■ Exercise prompt ■
Copy out the records starting with the line containing "tab-sort[interactable]: AZ Sort" and going on through the line containing "save-disk-icon <box>86 44 100 58</box>", keeping every character the same.

■ Given records ■

════

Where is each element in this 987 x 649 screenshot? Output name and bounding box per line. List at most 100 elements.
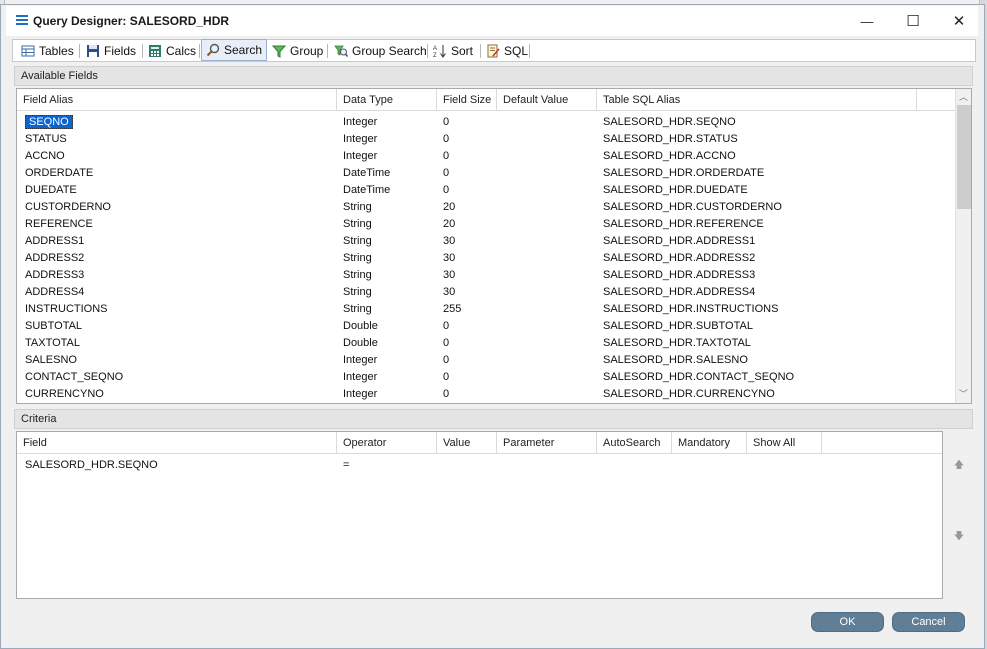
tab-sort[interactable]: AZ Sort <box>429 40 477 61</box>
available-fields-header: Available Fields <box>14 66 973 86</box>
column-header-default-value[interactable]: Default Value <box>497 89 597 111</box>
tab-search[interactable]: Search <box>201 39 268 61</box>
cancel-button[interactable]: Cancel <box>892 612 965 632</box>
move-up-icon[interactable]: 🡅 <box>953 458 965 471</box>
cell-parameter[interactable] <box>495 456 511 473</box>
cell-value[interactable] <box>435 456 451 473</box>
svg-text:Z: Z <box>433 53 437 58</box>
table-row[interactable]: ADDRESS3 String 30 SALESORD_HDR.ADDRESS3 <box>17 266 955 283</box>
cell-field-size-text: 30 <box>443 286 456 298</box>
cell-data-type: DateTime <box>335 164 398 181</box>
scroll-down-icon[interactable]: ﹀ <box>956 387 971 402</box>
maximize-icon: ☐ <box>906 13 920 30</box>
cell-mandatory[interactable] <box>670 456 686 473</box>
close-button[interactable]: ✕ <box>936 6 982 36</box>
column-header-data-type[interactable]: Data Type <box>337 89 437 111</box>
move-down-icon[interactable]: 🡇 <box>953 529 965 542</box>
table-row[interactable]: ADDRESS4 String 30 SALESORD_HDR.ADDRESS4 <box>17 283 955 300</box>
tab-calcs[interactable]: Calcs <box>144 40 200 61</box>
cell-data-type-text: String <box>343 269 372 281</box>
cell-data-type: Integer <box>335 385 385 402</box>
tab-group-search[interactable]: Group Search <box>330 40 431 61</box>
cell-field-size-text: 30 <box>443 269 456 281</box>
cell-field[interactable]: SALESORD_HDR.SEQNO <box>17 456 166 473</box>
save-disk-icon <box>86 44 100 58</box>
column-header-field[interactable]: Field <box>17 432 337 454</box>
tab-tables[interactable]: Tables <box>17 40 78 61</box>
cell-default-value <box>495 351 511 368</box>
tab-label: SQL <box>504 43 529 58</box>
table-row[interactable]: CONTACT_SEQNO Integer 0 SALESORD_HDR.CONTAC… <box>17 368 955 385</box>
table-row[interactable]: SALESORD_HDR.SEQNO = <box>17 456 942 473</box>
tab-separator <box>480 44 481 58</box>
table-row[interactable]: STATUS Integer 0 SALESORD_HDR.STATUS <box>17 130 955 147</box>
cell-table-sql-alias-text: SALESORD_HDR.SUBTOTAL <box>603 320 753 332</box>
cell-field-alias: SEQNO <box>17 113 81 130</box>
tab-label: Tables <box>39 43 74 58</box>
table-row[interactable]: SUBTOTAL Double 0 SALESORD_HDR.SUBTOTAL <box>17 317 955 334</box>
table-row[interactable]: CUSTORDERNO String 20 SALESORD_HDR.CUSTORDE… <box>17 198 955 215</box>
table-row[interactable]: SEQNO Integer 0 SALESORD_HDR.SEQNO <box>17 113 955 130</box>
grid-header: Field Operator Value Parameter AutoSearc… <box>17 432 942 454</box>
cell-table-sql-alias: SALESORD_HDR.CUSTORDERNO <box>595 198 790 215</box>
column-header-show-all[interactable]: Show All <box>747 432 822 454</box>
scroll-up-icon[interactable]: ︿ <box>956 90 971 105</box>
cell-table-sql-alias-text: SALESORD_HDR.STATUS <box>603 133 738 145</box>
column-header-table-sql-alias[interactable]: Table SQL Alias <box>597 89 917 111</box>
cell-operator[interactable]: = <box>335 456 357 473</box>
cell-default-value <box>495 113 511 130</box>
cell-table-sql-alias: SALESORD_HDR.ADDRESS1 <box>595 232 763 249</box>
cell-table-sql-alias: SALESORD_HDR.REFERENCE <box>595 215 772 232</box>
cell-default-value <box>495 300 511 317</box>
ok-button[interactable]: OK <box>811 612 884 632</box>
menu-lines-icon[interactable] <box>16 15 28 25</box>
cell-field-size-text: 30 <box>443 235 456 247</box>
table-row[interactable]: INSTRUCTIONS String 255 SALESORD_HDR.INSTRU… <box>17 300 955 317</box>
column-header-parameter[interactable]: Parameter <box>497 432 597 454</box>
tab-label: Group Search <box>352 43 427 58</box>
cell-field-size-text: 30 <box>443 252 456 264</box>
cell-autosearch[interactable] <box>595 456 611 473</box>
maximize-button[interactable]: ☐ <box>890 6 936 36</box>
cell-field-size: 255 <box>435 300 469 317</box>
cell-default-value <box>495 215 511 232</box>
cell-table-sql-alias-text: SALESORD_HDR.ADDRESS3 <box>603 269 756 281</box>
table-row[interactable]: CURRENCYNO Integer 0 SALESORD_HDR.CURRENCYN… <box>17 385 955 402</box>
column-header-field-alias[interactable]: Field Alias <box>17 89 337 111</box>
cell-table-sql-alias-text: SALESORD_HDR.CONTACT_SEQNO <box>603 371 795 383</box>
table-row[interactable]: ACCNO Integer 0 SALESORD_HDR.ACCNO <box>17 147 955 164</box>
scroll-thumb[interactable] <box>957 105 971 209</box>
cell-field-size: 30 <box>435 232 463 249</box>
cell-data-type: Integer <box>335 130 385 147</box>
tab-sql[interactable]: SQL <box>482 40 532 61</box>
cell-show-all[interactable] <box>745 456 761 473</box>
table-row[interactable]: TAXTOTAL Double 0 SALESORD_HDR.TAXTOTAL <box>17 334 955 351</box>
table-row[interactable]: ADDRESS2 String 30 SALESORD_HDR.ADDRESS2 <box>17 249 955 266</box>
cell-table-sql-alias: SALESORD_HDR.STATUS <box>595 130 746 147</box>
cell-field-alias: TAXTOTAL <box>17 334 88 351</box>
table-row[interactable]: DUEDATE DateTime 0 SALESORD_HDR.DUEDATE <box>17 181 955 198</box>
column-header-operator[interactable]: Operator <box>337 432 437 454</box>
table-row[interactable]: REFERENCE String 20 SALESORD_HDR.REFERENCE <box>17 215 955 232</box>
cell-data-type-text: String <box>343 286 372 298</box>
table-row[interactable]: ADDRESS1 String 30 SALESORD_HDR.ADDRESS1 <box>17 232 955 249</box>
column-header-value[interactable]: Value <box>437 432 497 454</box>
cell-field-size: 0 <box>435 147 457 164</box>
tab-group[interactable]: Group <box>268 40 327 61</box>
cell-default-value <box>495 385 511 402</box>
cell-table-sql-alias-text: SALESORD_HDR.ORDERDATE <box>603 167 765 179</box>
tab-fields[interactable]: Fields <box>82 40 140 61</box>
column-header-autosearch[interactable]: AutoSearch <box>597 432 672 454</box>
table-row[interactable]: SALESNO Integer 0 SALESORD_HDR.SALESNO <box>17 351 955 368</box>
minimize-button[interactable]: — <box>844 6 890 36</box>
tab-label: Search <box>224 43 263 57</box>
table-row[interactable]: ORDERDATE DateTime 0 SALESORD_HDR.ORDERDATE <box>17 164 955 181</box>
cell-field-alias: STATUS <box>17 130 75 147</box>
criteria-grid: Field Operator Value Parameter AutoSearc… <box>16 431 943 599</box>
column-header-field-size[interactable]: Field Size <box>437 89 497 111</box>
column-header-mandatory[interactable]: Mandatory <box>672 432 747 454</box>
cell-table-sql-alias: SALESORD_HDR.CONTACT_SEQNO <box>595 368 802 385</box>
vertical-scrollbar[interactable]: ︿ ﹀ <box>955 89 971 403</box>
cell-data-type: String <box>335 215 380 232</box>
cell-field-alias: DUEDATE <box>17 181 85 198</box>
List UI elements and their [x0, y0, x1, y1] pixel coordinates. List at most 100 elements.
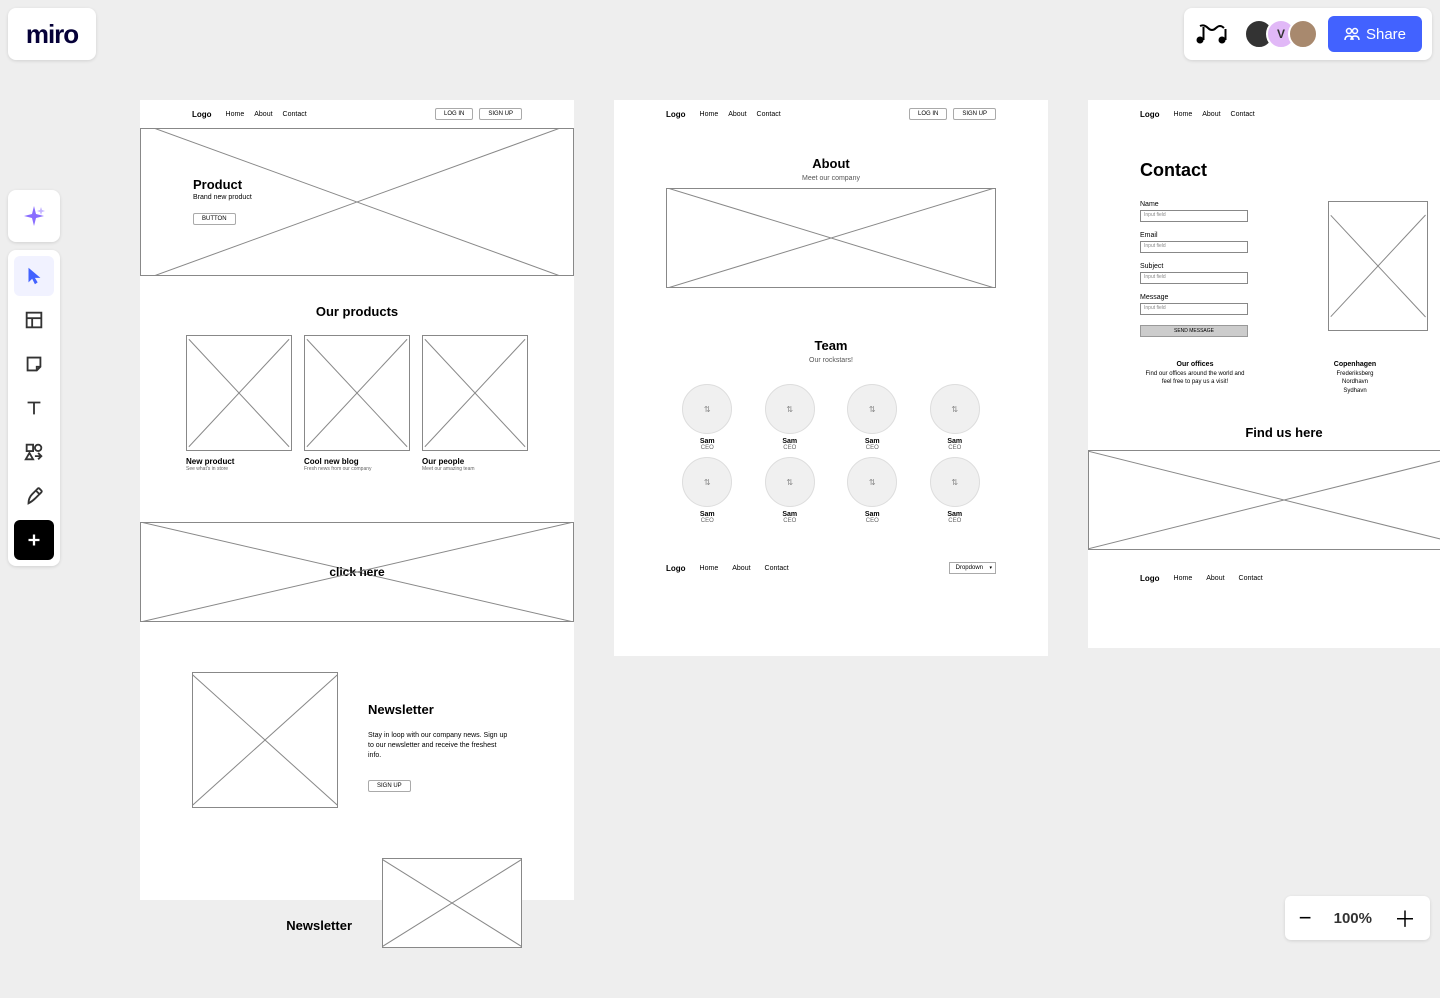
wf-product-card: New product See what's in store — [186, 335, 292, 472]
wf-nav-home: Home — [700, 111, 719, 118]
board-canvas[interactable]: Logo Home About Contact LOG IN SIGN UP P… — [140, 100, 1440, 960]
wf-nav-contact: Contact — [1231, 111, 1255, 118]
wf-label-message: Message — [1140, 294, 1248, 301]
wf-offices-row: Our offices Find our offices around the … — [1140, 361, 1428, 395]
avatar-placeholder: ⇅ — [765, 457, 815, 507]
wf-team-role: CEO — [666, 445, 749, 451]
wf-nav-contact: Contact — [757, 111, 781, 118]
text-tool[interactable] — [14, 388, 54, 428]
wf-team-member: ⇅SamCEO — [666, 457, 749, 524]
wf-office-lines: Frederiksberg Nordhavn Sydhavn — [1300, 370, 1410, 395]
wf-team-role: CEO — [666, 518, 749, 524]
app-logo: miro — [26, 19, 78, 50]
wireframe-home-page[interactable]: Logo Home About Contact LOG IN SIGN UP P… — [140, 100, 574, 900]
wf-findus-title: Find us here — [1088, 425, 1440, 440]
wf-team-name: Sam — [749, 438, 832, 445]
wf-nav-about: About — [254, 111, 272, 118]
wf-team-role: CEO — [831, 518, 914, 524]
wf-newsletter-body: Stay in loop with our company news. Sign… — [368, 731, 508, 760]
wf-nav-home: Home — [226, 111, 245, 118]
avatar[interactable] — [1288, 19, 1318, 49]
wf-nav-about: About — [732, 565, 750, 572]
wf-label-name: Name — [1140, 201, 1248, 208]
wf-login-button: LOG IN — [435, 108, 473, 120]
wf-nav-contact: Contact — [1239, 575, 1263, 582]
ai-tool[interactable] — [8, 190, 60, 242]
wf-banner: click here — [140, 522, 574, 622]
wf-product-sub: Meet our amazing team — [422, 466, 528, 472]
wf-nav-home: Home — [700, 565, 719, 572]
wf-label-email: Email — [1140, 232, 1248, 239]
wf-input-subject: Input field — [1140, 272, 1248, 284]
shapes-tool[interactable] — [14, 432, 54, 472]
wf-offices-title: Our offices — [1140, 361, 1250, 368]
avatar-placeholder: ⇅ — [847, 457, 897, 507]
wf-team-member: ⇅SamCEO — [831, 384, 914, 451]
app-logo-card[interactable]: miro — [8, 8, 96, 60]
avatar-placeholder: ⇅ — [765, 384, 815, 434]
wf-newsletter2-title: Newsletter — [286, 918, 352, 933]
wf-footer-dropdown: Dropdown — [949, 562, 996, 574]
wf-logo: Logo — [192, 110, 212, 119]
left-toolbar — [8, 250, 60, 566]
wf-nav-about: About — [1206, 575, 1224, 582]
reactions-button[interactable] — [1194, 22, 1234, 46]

════

■ The result ■
tab-sort[interactable]: AZ Sort <box>429 40 477 61</box>
available-fields-header: Available Fields <box>14 66 973 86</box>
column-header-default-value[interactable]: Default Value <box>497 89 597 111</box>
tab-search[interactable]: Search <box>201 39 268 61</box>
cancel-button[interactable]: Cancel <box>892 612 965 632</box>
move-up-icon[interactable]: 🡅 <box>953 458 965 471</box>
cell-parameter[interactable] <box>495 456 511 473</box>
cell-value[interactable] <box>435 456 451 473</box>
svg-text:Z: Z <box>433 53 437 58</box>
table-row[interactable]: ADDRESS3 String 30 SALESORD_HDR.ADDRESS3 <box>17 266 955 283</box>
cell-field-size-text: 30 <box>443 286 456 298</box>
cell-data-type: DateTime <box>335 164 398 181</box>
scroll-down-icon[interactable]: ﹀ <box>956 387 971 402</box>
maximize-icon: ☐ <box>906 13 920 30</box>
cell-mandatory[interactable] <box>670 456 686 473</box>
close-button[interactable]: ✕ <box>936 6 982 36</box>
column-header-data-type[interactable]: Data Type <box>337 89 437 111</box>
move-down-icon[interactable]: 🡇 <box>953 529 965 542</box>
table-row[interactable]: ADDRESS4 String 30 SALESORD_HDR.ADDRESS4 <box>17 283 955 300</box>
tab-calcs[interactable]: Calcs <box>144 40 200 61</box>
cell-data-type-text: String <box>343 269 372 281</box>
cell-data-type: Integer <box>335 385 385 402</box>
tab-group-search[interactable]: Group Search <box>330 40 431 61</box>
cell-field-size-text: 30 <box>443 269 456 281</box>
cell-field[interactable]: SALESORD_HDR.SEQNO <box>17 456 166 473</box>
save-disk-icon <box>86 44 100 58</box>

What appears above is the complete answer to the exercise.